Data tied to figure images

#####

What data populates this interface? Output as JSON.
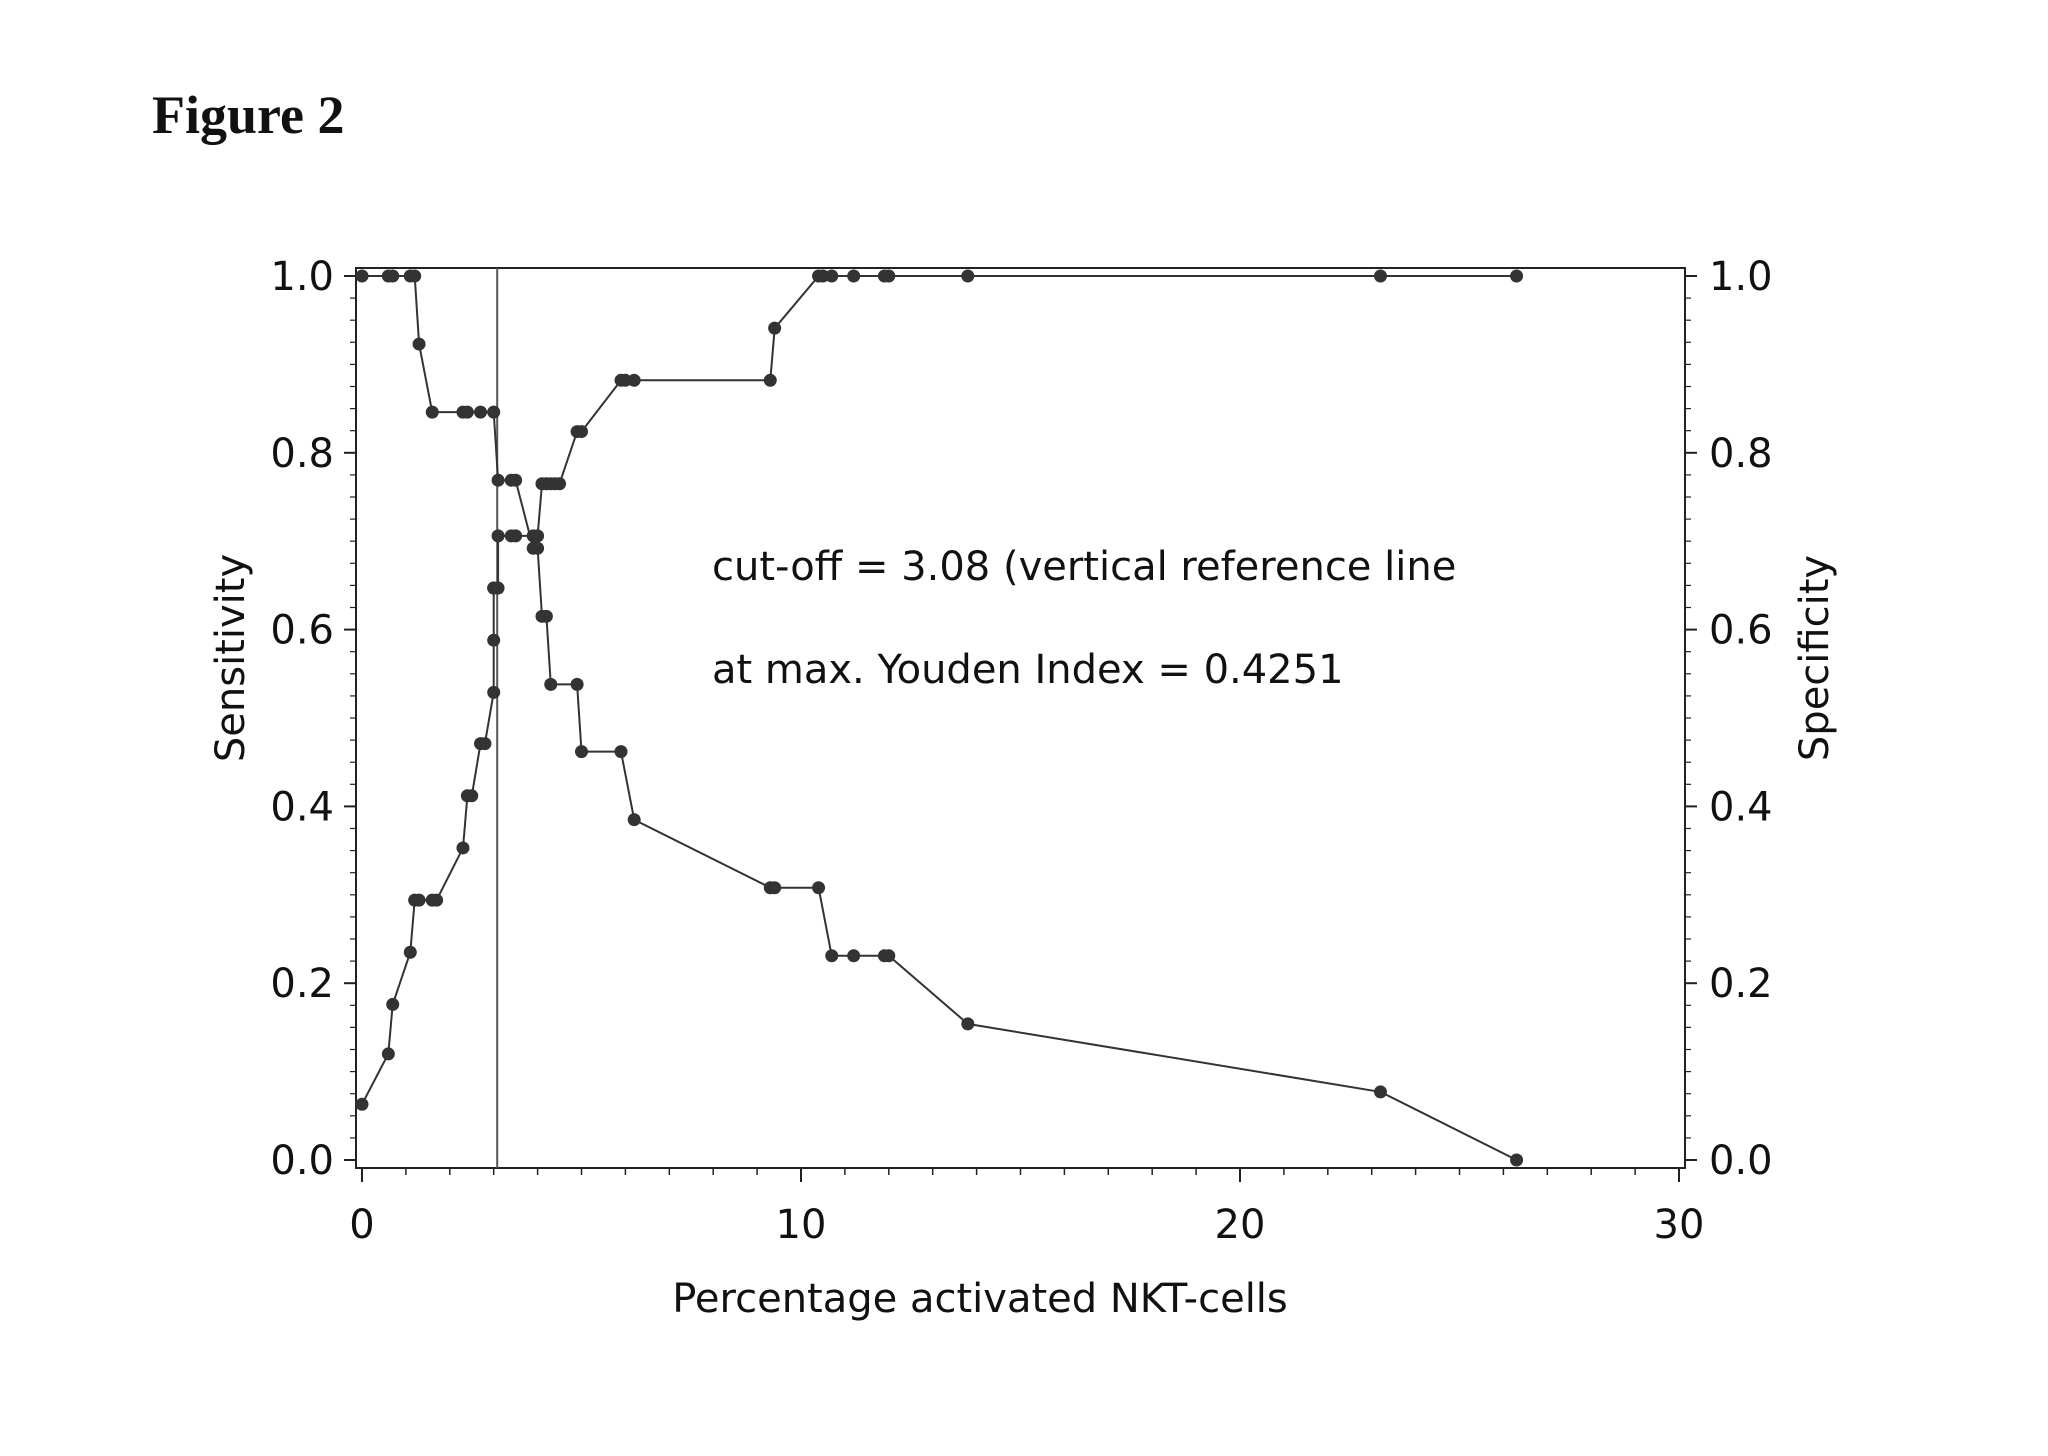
{
  "figure_title": "Figure 2",
  "chart_data": {
    "type": "line",
    "xlabel": "Percentage activated NKT-cells",
    "ylabel_left": "Sensitivity",
    "ylabel_right": "Specificity",
    "xlim": [
      0,
      30
    ],
    "ylim": [
      0,
      1.0
    ],
    "x_ticks": [
      0,
      10,
      20,
      30
    ],
    "y_ticks": [
      0.0,
      0.2,
      0.4,
      0.6,
      0.8,
      1.0
    ],
    "y_tick_labels": [
      "0.0",
      "0.2",
      "0.4",
      "0.6",
      "0.8",
      "1.0"
    ],
    "reference_line_x": 3.08,
    "annotations": [
      "cut-off = 3.08 (vertical reference line",
      "at max. Youden Index = 0.4251"
    ],
    "grid": false,
    "series": [
      {
        "x": [
          0,
          0.6,
          0.7,
          1.1,
          1.2,
          1.3,
          1.6,
          1.7,
          2.3,
          2.4,
          2.5,
          2.7,
          2.8,
          3.0,
          3.0,
          3.0,
          3.0,
          3.1,
          3.1,
          3.4,
          3.5,
          3.9,
          4.0,
          4.1,
          4.2,
          4.3,
          4.4,
          4.5,
          4.9,
          5.0,
          5.9,
          6.0,
          6.2,
          9.3,
          9.4,
          10.4,
          10.5,
          10.7,
          11.2,
          11.9,
          12.0,
          13.8,
          23.2,
          26.3
        ],
        "y": [
          0.063,
          0.12,
          0.176,
          0.235,
          0.294,
          0.294,
          0.294,
          0.294,
          0.353,
          0.412,
          0.412,
          0.471,
          0.471,
          0.529,
          0.588,
          0.647,
          0.647,
          0.647,
          0.706,
          0.706,
          0.706,
          0.706,
          0.706,
          0.765,
          0.765,
          0.765,
          0.765,
          0.765,
          0.824,
          0.824,
          0.882,
          0.882,
          0.882,
          0.882,
          0.941,
          1.0,
          1.0,
          1.0,
          1.0,
          1.0,
          1.0,
          1.0,
          1.0,
          1.0
        ]
      },
      {
        "x": [
          0,
          0.6,
          0.7,
          1.1,
          1.2,
          1.3,
          1.6,
          2.3,
          2.4,
          2.7,
          3.0,
          3.1,
          3.4,
          3.5,
          3.9,
          4.0,
          4.1,
          4.2,
          4.3,
          4.9,
          5.0,
          5.9,
          6.2,
          9.3,
          9.4,
          10.4,
          10.7,
          11.2,
          11.9,
          12.0,
          13.8,
          23.2,
          26.3
        ],
        "y": [
          1.0,
          1.0,
          1.0,
          1.0,
          1.0,
          0.923,
          0.846,
          0.846,
          0.846,
          0.846,
          0.846,
          0.769,
          0.769,
          0.769,
          0.692,
          0.692,
          0.615,
          0.615,
          0.538,
          0.538,
          0.462,
          0.462,
          0.385,
          0.308,
          0.308,
          0.308,
          0.231,
          0.231,
          0.231,
          0.231,
          0.154,
          0.077,
          0.0
        ]
      }
    ]
  }
}
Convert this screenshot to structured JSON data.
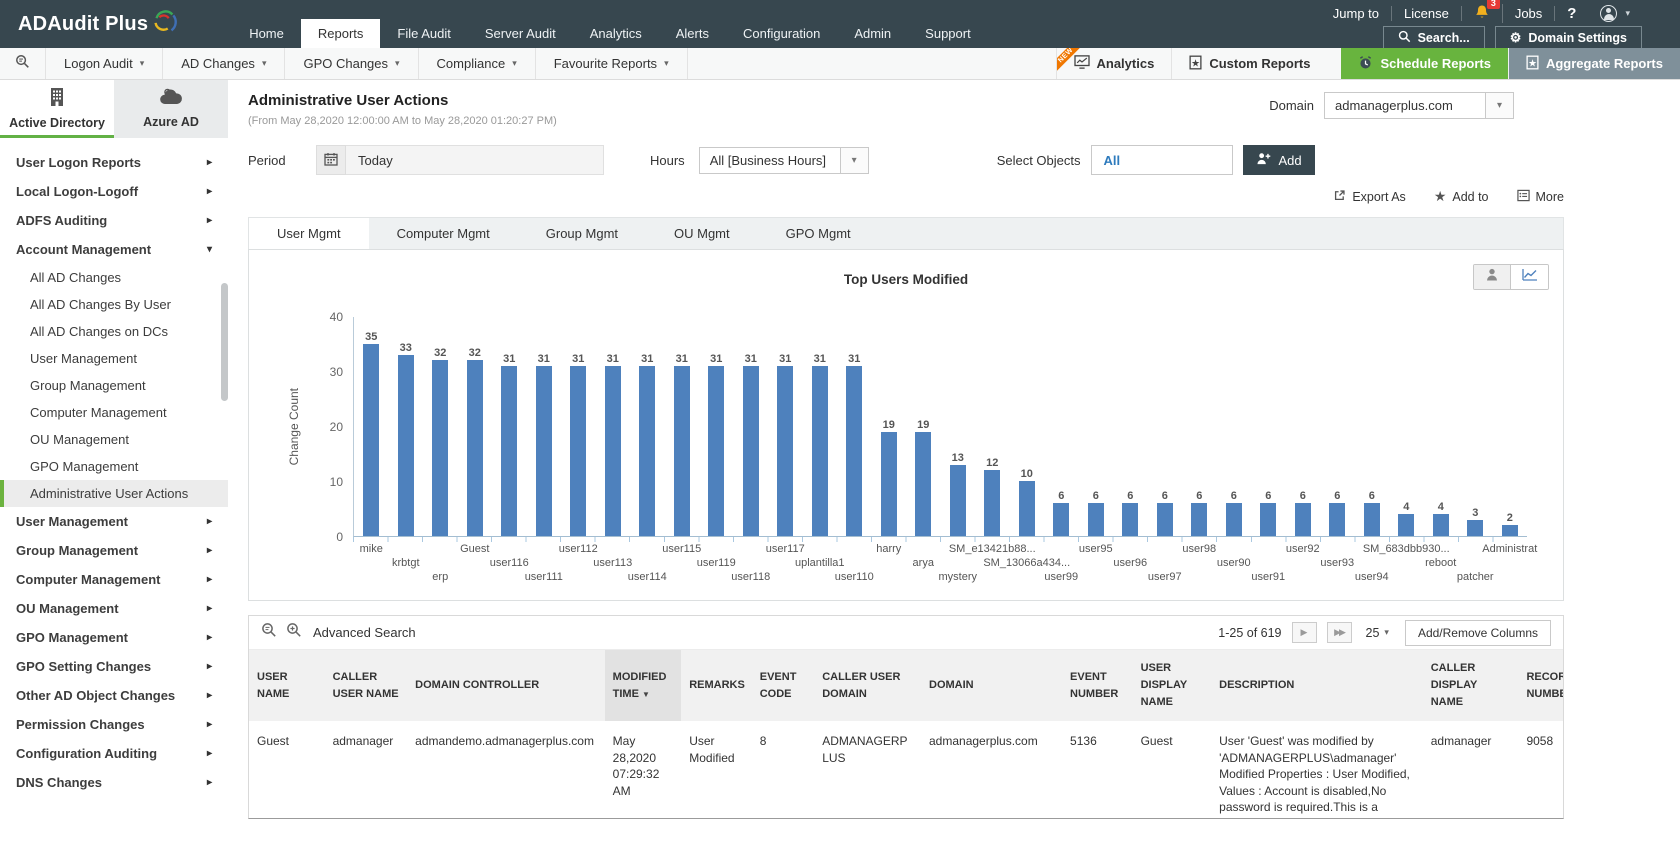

#####

Prompt: In the data above, tally the lines holding "this" and answer with the figure only.

Solution: 2